Reproduce each line from the records that holds "Способ".

(Data records)
((

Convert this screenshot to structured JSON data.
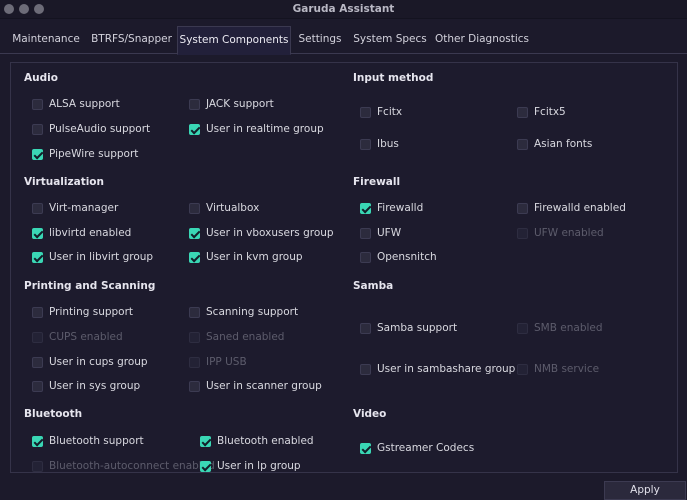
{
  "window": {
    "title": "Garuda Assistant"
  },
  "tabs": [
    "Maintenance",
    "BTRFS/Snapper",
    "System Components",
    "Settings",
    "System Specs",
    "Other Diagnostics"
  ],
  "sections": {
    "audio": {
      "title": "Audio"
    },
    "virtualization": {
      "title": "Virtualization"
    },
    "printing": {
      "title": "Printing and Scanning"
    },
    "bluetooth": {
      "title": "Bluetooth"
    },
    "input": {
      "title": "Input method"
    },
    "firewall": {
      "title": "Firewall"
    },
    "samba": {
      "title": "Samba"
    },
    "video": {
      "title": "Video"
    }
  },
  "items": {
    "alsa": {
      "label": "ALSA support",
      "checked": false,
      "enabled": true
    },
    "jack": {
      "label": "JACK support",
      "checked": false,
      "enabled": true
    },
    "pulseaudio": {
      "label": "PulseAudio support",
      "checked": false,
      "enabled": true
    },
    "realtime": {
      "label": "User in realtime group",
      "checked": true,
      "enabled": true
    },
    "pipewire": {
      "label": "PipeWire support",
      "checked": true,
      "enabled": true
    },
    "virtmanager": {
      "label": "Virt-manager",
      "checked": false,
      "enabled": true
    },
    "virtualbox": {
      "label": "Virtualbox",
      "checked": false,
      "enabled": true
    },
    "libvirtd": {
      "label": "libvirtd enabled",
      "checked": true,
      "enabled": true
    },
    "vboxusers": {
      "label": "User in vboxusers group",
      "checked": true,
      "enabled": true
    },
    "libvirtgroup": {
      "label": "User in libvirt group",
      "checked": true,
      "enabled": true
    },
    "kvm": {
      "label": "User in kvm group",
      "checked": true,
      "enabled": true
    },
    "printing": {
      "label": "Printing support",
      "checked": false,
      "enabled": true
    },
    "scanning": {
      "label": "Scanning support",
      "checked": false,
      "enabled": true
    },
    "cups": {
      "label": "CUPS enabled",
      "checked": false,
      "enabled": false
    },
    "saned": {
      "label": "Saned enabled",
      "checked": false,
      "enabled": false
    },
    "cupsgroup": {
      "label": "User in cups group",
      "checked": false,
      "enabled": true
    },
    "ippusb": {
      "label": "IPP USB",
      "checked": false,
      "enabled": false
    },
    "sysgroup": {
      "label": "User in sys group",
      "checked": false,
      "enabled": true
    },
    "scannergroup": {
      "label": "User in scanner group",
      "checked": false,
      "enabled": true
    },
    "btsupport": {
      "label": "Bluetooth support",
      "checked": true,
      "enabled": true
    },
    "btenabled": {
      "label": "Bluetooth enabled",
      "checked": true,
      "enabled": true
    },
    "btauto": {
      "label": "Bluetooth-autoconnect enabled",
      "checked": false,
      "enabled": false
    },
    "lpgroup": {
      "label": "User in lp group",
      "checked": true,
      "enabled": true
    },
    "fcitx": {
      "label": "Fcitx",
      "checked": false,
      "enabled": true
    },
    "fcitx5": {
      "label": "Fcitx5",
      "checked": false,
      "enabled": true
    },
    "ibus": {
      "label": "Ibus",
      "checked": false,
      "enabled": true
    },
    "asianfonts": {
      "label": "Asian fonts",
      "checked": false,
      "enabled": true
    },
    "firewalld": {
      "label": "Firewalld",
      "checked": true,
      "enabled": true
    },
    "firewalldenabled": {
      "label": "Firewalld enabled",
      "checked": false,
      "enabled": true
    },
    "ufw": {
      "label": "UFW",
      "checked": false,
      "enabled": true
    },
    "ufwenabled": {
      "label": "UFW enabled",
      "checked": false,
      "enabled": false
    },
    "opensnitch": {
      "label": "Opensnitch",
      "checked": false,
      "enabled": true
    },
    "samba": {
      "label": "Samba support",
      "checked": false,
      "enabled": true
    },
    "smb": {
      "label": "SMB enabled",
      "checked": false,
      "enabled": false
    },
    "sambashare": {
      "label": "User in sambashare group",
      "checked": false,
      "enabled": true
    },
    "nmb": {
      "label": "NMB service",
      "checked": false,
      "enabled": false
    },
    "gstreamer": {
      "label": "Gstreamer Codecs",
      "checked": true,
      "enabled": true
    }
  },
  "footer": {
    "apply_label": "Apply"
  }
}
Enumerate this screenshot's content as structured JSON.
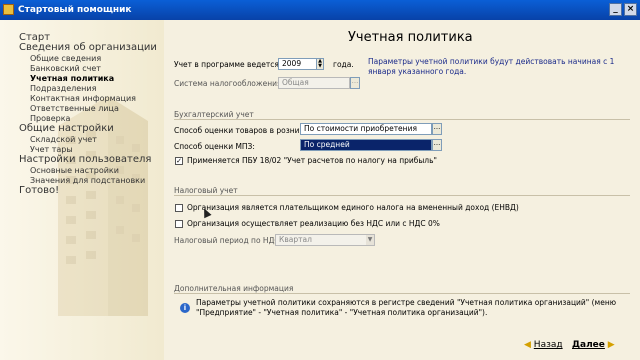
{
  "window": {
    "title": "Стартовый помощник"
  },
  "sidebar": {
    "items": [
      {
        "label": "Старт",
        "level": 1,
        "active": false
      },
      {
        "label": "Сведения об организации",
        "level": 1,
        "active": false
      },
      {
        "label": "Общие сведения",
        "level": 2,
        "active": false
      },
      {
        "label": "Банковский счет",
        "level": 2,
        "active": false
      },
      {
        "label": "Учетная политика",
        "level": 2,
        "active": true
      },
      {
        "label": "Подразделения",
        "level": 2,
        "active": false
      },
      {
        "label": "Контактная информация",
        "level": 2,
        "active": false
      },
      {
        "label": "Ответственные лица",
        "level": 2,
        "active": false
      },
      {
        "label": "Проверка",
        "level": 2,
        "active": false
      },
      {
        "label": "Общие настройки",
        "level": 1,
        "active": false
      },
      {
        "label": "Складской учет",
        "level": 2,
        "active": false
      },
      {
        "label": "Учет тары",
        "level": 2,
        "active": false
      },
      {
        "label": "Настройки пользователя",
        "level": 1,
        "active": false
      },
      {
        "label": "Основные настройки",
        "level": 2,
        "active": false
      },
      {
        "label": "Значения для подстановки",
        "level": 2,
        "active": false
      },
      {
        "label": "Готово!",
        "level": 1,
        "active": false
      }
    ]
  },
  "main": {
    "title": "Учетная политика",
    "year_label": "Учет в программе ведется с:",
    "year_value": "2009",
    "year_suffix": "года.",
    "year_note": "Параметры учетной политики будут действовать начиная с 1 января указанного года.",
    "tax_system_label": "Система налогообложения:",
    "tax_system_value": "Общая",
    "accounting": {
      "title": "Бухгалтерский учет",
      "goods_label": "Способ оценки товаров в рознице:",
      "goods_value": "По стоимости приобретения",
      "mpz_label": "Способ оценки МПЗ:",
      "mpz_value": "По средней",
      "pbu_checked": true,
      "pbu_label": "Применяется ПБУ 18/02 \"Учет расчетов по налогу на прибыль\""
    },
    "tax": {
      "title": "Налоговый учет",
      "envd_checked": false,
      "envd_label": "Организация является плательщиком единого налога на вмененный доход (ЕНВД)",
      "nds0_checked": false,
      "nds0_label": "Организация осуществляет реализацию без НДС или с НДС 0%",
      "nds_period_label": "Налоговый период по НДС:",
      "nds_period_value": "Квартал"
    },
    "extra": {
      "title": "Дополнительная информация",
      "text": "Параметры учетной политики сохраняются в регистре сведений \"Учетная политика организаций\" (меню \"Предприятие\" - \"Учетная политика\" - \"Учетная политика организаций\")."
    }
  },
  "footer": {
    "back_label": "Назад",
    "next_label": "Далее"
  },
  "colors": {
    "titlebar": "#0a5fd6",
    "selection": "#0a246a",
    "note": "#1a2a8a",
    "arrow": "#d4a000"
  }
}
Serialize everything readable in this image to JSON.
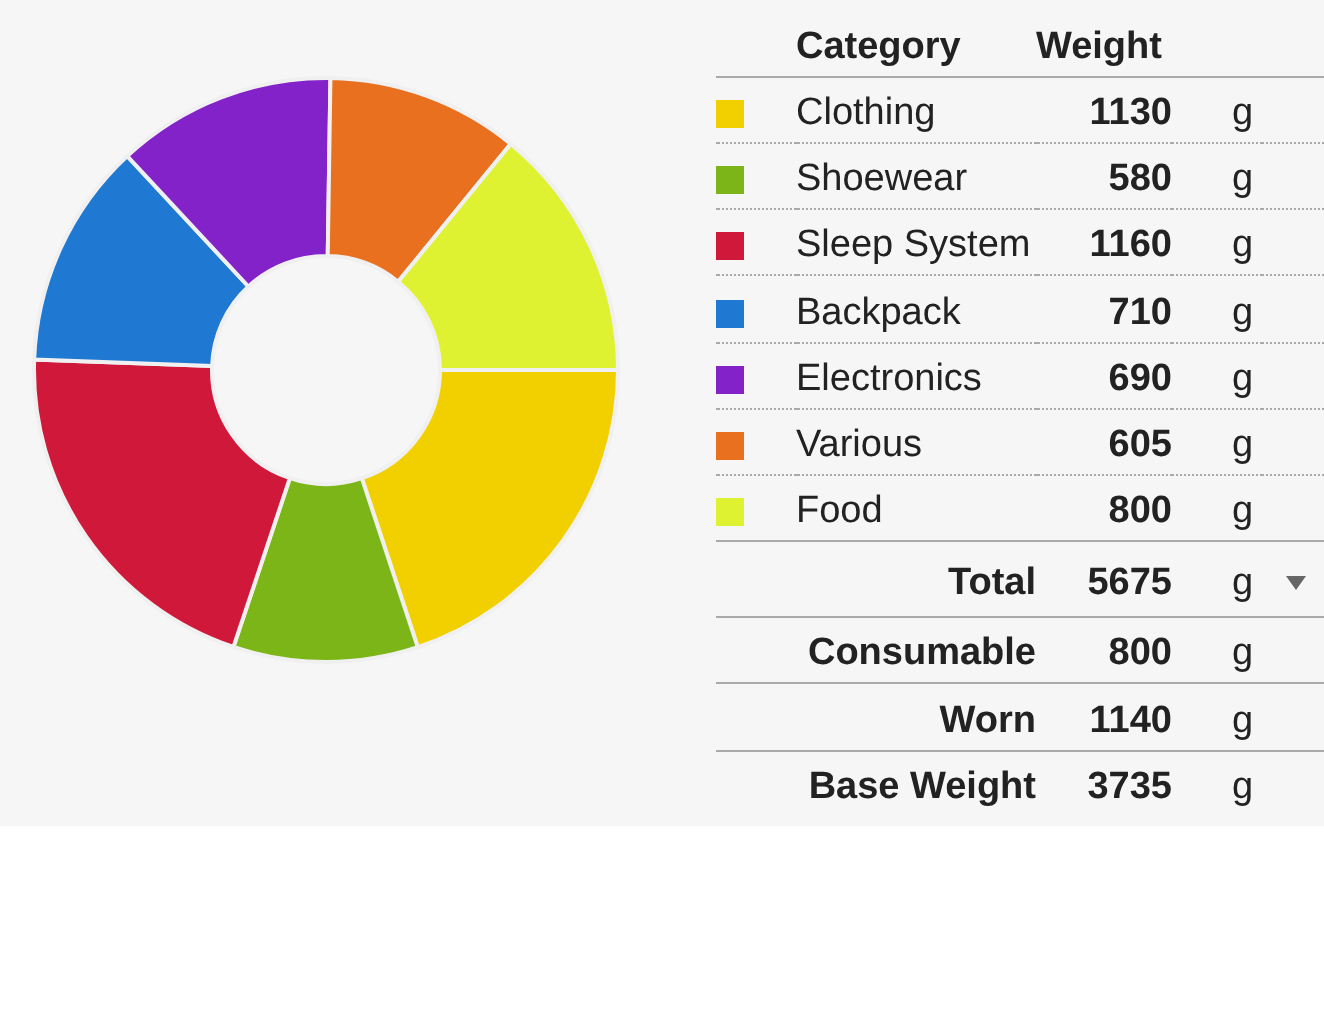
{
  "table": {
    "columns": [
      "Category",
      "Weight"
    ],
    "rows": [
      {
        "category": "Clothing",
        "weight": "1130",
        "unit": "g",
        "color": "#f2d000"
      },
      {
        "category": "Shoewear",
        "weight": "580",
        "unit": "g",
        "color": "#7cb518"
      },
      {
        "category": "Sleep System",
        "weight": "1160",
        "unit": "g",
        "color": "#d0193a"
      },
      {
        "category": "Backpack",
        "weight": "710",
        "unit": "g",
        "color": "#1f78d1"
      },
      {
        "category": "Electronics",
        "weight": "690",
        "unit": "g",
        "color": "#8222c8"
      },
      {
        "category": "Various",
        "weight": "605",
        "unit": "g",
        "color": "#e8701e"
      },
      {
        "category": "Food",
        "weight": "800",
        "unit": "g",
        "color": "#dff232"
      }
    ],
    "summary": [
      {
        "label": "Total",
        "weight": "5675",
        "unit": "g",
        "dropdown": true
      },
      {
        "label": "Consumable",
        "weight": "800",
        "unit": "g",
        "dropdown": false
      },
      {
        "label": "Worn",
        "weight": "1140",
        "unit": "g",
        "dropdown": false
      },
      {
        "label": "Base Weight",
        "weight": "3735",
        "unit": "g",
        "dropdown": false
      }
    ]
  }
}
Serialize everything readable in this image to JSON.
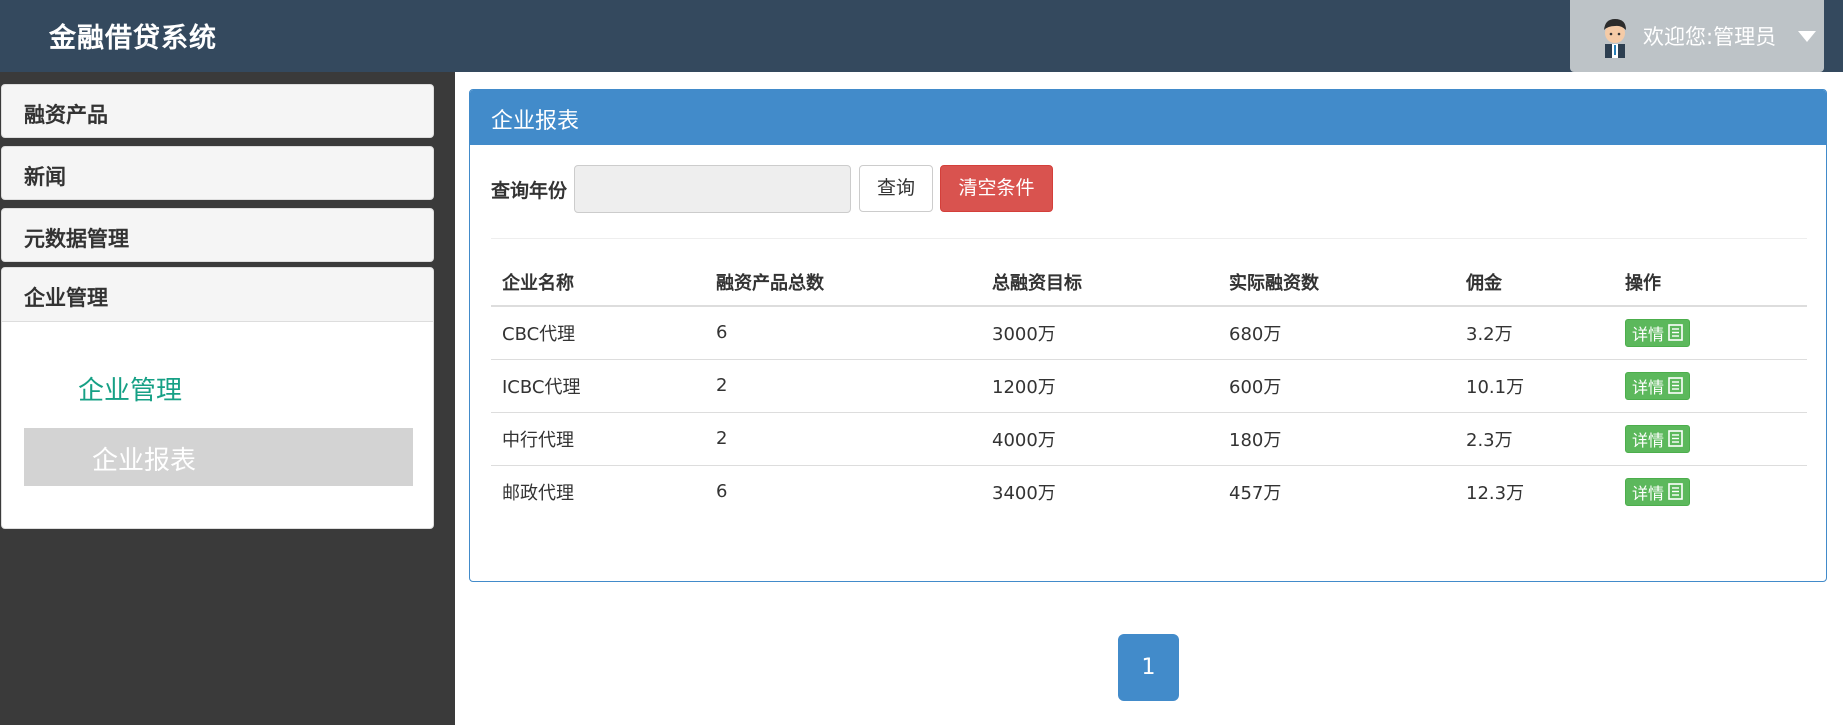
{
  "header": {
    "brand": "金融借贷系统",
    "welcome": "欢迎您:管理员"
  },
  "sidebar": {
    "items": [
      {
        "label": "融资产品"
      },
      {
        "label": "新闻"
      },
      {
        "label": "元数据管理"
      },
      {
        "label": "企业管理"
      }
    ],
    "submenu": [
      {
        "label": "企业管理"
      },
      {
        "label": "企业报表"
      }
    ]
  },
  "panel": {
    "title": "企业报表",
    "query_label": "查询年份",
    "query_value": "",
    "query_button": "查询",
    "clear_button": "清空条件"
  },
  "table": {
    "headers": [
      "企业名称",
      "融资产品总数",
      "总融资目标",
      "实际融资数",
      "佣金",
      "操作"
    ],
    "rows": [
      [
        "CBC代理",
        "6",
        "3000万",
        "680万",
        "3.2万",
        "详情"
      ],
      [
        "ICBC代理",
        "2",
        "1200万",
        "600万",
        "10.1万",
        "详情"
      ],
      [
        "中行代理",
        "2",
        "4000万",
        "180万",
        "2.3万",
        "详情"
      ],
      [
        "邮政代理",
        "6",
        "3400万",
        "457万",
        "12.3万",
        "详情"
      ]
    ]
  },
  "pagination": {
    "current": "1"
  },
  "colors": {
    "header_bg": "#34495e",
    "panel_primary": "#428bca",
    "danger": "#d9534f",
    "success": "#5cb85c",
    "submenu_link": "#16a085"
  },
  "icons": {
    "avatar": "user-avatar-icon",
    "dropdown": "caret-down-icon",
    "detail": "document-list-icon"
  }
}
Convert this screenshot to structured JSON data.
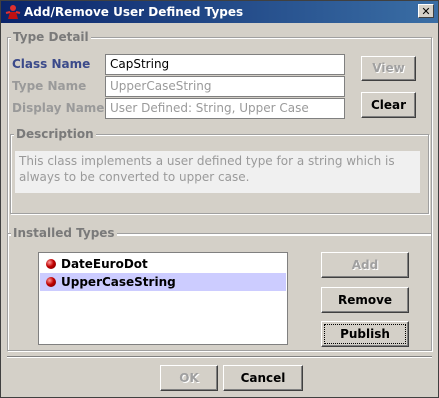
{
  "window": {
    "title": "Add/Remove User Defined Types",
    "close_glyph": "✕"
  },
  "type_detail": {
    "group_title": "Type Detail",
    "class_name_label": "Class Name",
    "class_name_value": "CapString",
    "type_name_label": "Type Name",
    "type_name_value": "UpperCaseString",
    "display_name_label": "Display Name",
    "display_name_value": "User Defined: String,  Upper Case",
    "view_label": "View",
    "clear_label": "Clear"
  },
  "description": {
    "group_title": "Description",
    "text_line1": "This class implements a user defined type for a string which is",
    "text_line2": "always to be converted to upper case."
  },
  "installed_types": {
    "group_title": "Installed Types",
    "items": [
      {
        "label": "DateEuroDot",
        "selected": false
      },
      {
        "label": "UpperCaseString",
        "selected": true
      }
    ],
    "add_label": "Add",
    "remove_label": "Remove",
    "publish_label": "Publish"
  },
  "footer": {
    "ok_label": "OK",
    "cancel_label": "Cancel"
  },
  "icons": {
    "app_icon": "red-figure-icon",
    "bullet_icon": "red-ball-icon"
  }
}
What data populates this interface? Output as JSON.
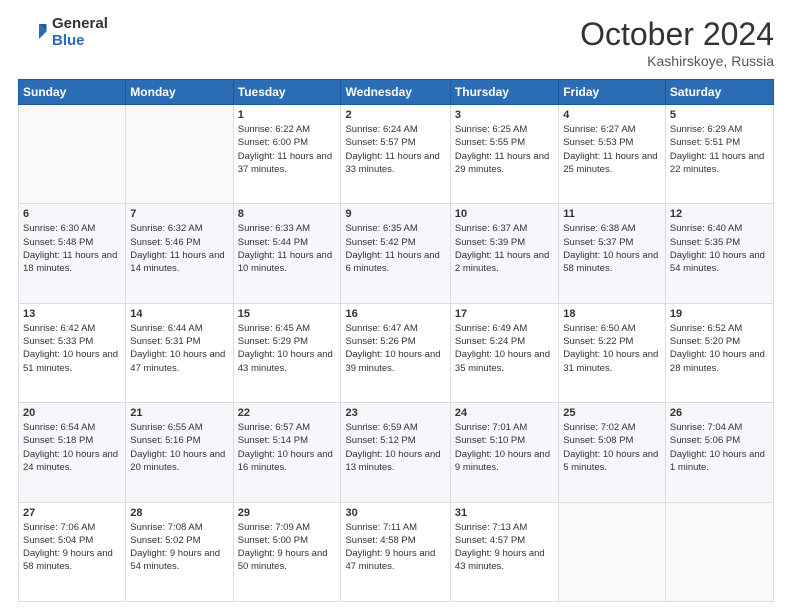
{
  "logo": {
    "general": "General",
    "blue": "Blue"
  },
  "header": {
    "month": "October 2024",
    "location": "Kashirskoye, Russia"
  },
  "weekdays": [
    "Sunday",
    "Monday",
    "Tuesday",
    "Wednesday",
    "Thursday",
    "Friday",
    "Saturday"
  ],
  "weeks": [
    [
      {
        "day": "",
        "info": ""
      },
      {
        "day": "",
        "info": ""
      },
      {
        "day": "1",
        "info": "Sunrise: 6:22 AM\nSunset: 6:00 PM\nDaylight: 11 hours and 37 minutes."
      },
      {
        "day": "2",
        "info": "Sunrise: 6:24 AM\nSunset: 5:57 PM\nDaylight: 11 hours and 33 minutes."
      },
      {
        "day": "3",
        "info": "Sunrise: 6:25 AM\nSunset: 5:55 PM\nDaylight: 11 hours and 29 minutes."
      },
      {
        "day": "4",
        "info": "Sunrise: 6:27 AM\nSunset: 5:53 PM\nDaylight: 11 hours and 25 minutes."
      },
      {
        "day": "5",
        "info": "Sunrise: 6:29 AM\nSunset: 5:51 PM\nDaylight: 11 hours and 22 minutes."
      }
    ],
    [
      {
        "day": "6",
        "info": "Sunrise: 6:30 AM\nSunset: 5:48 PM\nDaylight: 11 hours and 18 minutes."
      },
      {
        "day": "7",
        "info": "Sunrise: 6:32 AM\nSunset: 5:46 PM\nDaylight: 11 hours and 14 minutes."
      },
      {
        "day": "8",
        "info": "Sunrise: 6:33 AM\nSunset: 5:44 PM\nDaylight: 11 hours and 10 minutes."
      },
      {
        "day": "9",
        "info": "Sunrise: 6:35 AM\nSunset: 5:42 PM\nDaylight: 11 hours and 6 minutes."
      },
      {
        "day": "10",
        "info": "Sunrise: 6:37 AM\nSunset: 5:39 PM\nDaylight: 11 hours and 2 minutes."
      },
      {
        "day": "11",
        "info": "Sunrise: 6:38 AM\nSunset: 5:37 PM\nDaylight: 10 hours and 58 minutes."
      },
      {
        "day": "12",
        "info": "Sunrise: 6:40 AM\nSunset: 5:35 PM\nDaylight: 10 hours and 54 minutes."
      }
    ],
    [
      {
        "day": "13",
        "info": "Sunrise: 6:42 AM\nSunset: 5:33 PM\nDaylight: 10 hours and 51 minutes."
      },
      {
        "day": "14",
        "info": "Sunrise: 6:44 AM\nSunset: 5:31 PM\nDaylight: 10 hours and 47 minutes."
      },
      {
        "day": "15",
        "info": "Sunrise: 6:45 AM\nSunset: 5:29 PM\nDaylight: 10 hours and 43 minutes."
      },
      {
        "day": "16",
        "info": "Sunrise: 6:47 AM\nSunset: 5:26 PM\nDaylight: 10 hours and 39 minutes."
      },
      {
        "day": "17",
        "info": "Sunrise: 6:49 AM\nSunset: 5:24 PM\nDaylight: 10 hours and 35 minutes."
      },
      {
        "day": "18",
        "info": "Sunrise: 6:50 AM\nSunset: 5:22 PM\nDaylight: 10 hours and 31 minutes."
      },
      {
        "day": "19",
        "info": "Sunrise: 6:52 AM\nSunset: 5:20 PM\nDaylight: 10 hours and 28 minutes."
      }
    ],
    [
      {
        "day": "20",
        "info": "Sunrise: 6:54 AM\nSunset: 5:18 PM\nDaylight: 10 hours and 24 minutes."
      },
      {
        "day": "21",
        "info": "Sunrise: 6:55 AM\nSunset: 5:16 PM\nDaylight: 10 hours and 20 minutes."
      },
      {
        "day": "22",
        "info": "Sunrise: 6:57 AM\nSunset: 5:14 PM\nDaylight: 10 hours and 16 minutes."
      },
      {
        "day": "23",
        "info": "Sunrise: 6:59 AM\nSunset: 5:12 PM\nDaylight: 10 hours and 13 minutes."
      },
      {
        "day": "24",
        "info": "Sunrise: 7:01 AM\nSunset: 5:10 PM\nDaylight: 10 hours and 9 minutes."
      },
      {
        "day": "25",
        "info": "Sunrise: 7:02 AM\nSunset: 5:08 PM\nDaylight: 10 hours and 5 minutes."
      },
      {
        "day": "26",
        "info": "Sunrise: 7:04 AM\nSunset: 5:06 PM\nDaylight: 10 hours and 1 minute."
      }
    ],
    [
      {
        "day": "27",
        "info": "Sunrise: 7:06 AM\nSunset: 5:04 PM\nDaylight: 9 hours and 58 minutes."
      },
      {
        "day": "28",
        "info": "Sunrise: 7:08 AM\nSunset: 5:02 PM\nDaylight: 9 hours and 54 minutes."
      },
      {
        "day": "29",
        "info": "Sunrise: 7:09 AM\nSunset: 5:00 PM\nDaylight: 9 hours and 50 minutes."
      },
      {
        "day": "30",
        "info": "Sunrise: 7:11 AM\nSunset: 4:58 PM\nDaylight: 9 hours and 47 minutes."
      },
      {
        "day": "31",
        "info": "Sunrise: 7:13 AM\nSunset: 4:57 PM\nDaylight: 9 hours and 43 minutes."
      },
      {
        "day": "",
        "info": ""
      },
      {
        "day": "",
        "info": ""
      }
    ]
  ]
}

))

> [SOLUTION TO THE EXERCISE]
      "goods_label": "Способ оценки товаров в рознице:",
      "mpz_label": "Способ оценки МПЗ:",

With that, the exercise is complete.